Extract every record, exactly as written, and ignore the pictures.

• _DATA SHOWN_:
[Start]
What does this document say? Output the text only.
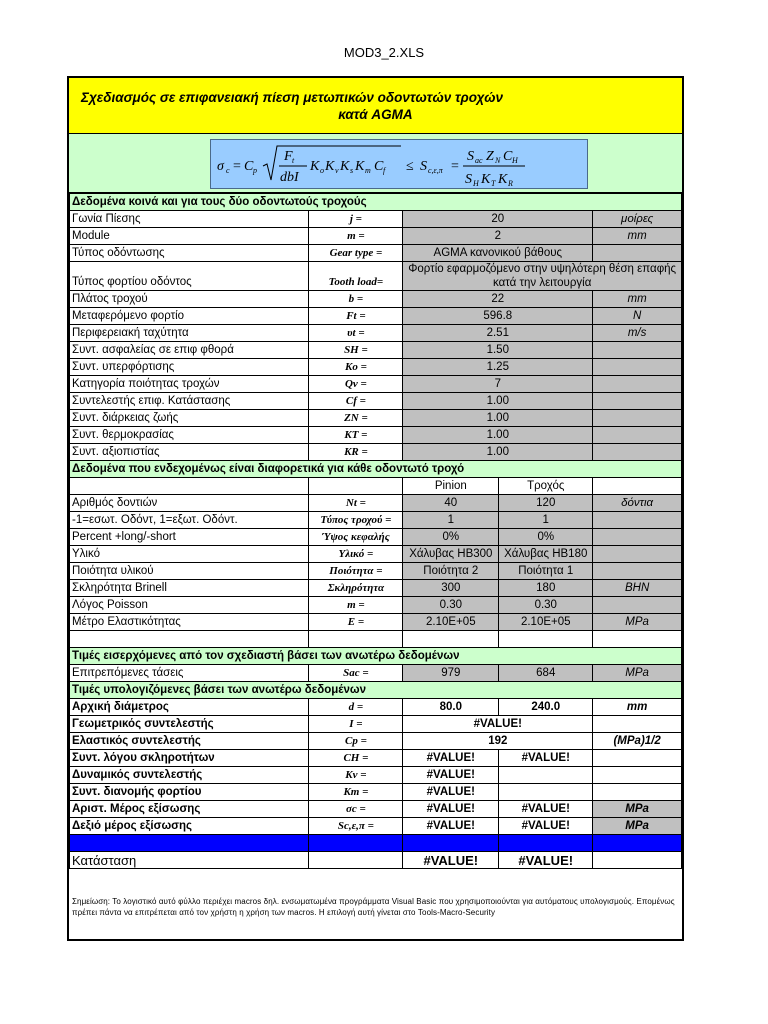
MOD3_2.XLS
Σχεδιασμός σε επιφανειακή πίεση μετωπικών οδοντωτών τροχών
κατά AGMA
σ c = C p
F t
dbI
K o K v K s K m C f ≤ S c,ε,π =
S ac Z N C H
S H K T K R
Δεδομένα κοινά και για τους δύο οδοντωτούς τροχούς				
Γωνία Πίεσης	j =	20		μοίρες
Module	m =	2		mm
Τύπος οδόντωσης	Gear type =	AGMA κανονικού βάθους		
Τύπος φορτίου οδόντος	Tooth load=	Φορτίο εφαρμοζόμενο στην υψηλότερη θέση επαφής κατά την λειτουργία		
Πλάτος τροχού	b =	22		mm
Μεταφερόμενο φορτίο	Ft =	596.8		N
Περιφερειακή ταχύτητα	υt =	2.51		m/s
Συντ. ασφαλείας σε επιφ φθορά	SH =	1.50		
Συντ. υπερφόρτισης	Ko =	1.25		
Κατηγορία ποιότητας τροχών	Qv =	7		
Συντελεστής επιφ. Κατάστασης	Cf =	1.00		
Συντ. διάρκειας ζωής	ZN =	1.00		
Συντ. θερμοκρασίας	KT =	1.00		
Συντ. αξιοπιστίας	KR =	1.00		
Δεδομένα που ενδεχομένως είναι διαφορετικά για κάθε οδοντωτό τροχό				
		Pinion	Τροχός	
Αριθμός δοντιών	Nt =	40	120	δόντια
-1=εσωτ. Οδόντ, 1=εξωτ. Οδόντ.	Τύπος τροχού =	1	1	
Percent +long/-short	Ύψος κεφαλής	0%	0%	
Υλικό	Υλικό =	Χάλυβας HB300	Χάλυβας HB180	
Ποιότητα υλικού	Ποιότητα =	Ποιότητα 2	Ποιότητα 1	
Σκληρότητα Brinell	Σκληρότητα	300	180	BHN
Λόγος Poisson	m =	0.30	0.30	
Μέτρο Ελαστικότητας	E =	2.10E+05	2.10E+05	MPa

Τιμές εισερχόμενες από τον σχεδιαστή βάσει των ανωτέρω δεδομένων				
Επιτρεπόμενες τάσεις	Sac =	979	684	MPa
Τιμές υπολογιζόμενες βάσει των ανωτέρω δεδομένων				
Αρχική διάμετρος	d =	80.0	240.0	mm
Γεωμετρικός συντελεστής	I =	#VALUE!		
Ελαστικός συντελεστής	Cp =	192		(MPa)1/2
Συντ. λόγου σκληροτήτων	CH =	#VALUE!	#VALUE!	
Δυναμικός συντελεστής	Kv =	#VALUE!		
Συντ. διανομής φορτίου	Km =	#VALUE!		
Αριστ. Μέρος εξίσωσης	σc =	#VALUE!	#VALUE!	MPa
Δεξιό μέρος εξίσωσης	Sc,ε,π =	#VALUE!	#VALUE!	MPa

Κατάσταση		#VALUE!	#VALUE!	
Σημείωση: Το λογιστικό αυτό φύλλο περιέχει macros δηλ. ενσωματωμένα προγράμματα Visual Basic που χρησιμοποιούνται για αυτόματους υπολογισμούς. Επομένως πρέπει πάντα να επιτρέπεται από τον χρήστη η χρήση των macros. Η επιλογή αυτή γίνεται στο Tools-Macro-Security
[End]
• _ANSWER TO THIS TASK_:
What does this document say? Output the text only.
MOD3_2.XLS
Σχεδιασμός σε επιφανειακή πίεση μετωπικών οδοντωτών τροχών
κατά AGMA
σ c = C p
F t
dbI
K o K v K s K m C f ≤ S c,ε,π =
S ac Z N C H
S H K T K R
Δεδομένα κοινά και για τους δύο οδοντωτούς τροχούς				
Γωνία Πίεσης	j =	20		μοίρες
Module	m =	2		mm
Τύπος οδόντωσης	Gear type =	AGMA κανονικού βάθους		
Τύπος φορτίου οδόντος	Tooth load=	Φορτίο εφαρμοζόμενο στην υψηλότερη θέση επαφής κατά την λειτουργία		
Πλάτος τροχού	b =	22		mm
Μεταφερόμενο φορτίο	Ft =	596.8		N
Περιφερειακή ταχύτητα	υt =	2.51		m/s
Συντ. ασφαλείας σε επιφ φθορά	SH =	1.50		
Συντ. υπερφόρτισης	Ko =	1.25		
Κατηγορία ποιότητας τροχών	Qv =	7		
Συντελεστής επιφ. Κατάστασης	Cf =	1.00		
Συντ. διάρκειας ζωής	ZN =	1.00		
Συντ. θερμοκρασίας	KT =	1.00		
Συντ. αξιοπιστίας	KR =	1.00		
Δεδομένα που ενδεχομένως είναι διαφορετικά για κάθε οδοντωτό τροχό				
		Pinion	Τροχός	
Αριθμός δοντιών	Nt =	40	120	δόντια
-1=εσωτ. Οδόντ, 1=εξωτ. Οδόντ.	Τύπος τροχού =	1	1	
Percent +long/-short	Ύψος κεφαλής	0%	0%	
Υλικό	Υλικό =	Χάλυβας HB300	Χάλυβας HB180	
Ποιότητα υλικού	Ποιότητα =	Ποιότητα 2	Ποιότητα 1	
Σκληρότητα Brinell	Σκληρότητα	300	180	BHN
Λόγος Poisson	m =	0.30	0.30	
Μέτρο Ελαστικότητας	E =	2.10E+05	2.10E+05	MPa

Τιμές εισερχόμενες από τον σχεδιαστή βάσει των ανωτέρω δεδομένων				
Επιτρεπόμενες τάσεις	Sac =	979	684	MPa
Τιμές υπολογιζόμενες βάσει των ανωτέρω δεδομένων				
Αρχική διάμετρος	d =	80.0	240.0	mm
Γεωμετρικός συντελεστής	I =	#VALUE!		
Ελαστικός συντελεστής	Cp =	192		(MPa)1/2
Συντ. λόγου σκληροτήτων	CH =	#VALUE!	#VALUE!	
Δυναμικός συντελεστής	Kv =	#VALUE!		
Συντ. διανομής φορτίου	Km =	#VALUE!		
Αριστ. Μέρος εξίσωσης	σc =	#VALUE!	#VALUE!	MPa
Δεξιό μέρος εξίσωσης	Sc,ε,π =	#VALUE!	#VALUE!	MPa

Κατάσταση		#VALUE!	#VALUE!	
Σημείωση: Το λογιστικό αυτό φύλλο περιέχει macros δηλ. ενσωματωμένα προγράμματα Visual Basic που χρησιμοποιούνται για αυτόματους υπολογισμούς. Επομένως πρέπει πάντα να επιτρέπεται από τον χρήστη η χρήση των macros. Η επιλογή αυτή γίνεται στο Tools-Macro-Security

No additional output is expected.